Please print the full listing exactly.

Dataset records –
⟨
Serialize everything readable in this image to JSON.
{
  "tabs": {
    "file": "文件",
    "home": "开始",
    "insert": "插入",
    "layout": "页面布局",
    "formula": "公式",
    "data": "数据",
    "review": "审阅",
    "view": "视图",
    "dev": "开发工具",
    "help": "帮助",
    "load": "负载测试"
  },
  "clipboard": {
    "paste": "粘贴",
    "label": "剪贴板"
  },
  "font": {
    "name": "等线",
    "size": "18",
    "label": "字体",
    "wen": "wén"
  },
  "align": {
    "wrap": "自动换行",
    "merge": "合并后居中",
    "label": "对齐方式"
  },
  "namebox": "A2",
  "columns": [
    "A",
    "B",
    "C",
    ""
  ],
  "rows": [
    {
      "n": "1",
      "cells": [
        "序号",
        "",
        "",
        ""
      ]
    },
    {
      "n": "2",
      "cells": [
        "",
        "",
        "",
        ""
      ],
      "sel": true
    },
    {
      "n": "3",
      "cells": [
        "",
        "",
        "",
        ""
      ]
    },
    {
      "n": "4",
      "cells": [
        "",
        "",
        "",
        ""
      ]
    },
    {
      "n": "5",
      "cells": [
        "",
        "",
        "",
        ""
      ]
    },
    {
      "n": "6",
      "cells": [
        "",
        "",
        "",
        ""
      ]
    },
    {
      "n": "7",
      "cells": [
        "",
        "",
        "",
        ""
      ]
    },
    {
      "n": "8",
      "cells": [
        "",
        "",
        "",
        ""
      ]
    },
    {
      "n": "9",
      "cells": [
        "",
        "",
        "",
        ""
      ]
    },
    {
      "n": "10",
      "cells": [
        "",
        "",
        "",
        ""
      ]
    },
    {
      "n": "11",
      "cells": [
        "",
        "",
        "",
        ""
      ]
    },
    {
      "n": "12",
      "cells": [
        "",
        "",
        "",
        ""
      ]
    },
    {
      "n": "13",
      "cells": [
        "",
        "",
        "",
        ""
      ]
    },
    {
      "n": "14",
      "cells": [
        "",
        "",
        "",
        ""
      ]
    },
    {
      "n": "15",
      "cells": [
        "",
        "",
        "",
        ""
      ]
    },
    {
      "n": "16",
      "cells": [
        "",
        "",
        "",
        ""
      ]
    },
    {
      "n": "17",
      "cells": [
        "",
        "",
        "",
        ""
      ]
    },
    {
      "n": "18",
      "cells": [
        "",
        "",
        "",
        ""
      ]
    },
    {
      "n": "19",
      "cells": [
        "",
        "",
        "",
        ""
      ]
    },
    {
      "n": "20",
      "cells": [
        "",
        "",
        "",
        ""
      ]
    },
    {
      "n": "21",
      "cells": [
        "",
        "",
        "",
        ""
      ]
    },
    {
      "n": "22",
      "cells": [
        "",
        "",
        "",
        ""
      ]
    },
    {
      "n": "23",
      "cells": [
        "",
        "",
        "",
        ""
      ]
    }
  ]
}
⟩
The solution –
Serialize everything readable in this image to JSON.
{
  "tabs": {
    "file": "文件",
    "home": "开始",
    "insert": "插入",
    "layout": "页面布局",
    "formula": "公式",
    "data": "数据",
    "review": "审阅",
    "view": "视图",
    "dev": "开发工具",
    "help": "帮助",
    "load": "负载测试"
  },
  "clipboard": {
    "paste": "粘贴",
    "label": "剪贴板"
  },
  "font": {
    "name": "等线",
    "size": "18",
    "label": "字体",
    "wen": "wén"
  },
  "align": {
    "wrap": "自动换行",
    "merge": "合并后居中",
    "label": "对齐方式"
  },
  "namebox": "A2",
  "columns": [
    "A",
    "B",
    "C",
    ""
  ],
  "rows": [
    {
      "n": "1",
      "cells": [
        "序号",
        "",
        "",
        ""
      ]
    },
    {
      "n": "2",
      "cells": [
        "",
        "",
        "",
        ""
      ],
      "sel": true
    },
    {
      "n": "3",
      "cells": [
        "",
        "",
        "",
        ""
      ]
    },
    {
      "n": "4",
      "cells": [
        "",
        "",
        "",
        ""
      ]
    },
    {
      "n": "5",
      "cells": [
        "",
        "",
        "",
        ""
      ]
    },
    {
      "n": "6",
      "cells": [
        "",
        "",
        "",
        ""
      ]
    },
    {
      "n": "7",
      "cells": [
        "",
        "",
        "",
        ""
      ]
    },
    {
      "n": "8",
      "cells": [
        "",
        "",
        "",
        ""
      ]
    },
    {
      "n": "9",
      "cells": [
        "",
        "",
        "",
        ""
      ]
    },
    {
      "n": "10",
      "cells": [
        "",
        "",
        "",
        ""
      ]
    },
    {
      "n": "11",
      "cells": [
        "",
        "",
        "",
        ""
      ]
    },
    {
      "n": "12",
      "cells": [
        "",
        "",
        "",
        ""
      ]
    },
    {
      "n": "13",
      "cells": [
        "",
        "",
        "",
        ""
      ]
    },
    {
      "n": "14",
      "cells": [
        "",
        "",
        "",
        ""
      ]
    },
    {
      "n": "15",
      "cells": [
        "",
        "",
        "",
        ""
      ]
    },
    {
      "n": "16",
      "cells": [
        "",
        "",
        "",
        ""
      ]
    },
    {
      "n": "17",
      "cells": [
        "",
        "",
        "",
        ""
      ]
    },
    {
      "n": "18",
      "cells": [
        "",
        "",
        "",
        ""
      ]
    },
    {
      "n": "19",
      "cells": [
        "",
        "",
        "",
        ""
      ]
    },
    {
      "n": "20",
      "cells": [
        "",
        "",
        "",
        ""
      ]
    },
    {
      "n": "21",
      "cells": [
        "",
        "",
        "",
        ""
      ]
    },
    {
      "n": "22",
      "cells": [
        "",
        "",
        "",
        ""
      ]
    },
    {
      "n": "23",
      "cells": [
        "",
        "",
        "",
        ""
      ]
    }
  ]
}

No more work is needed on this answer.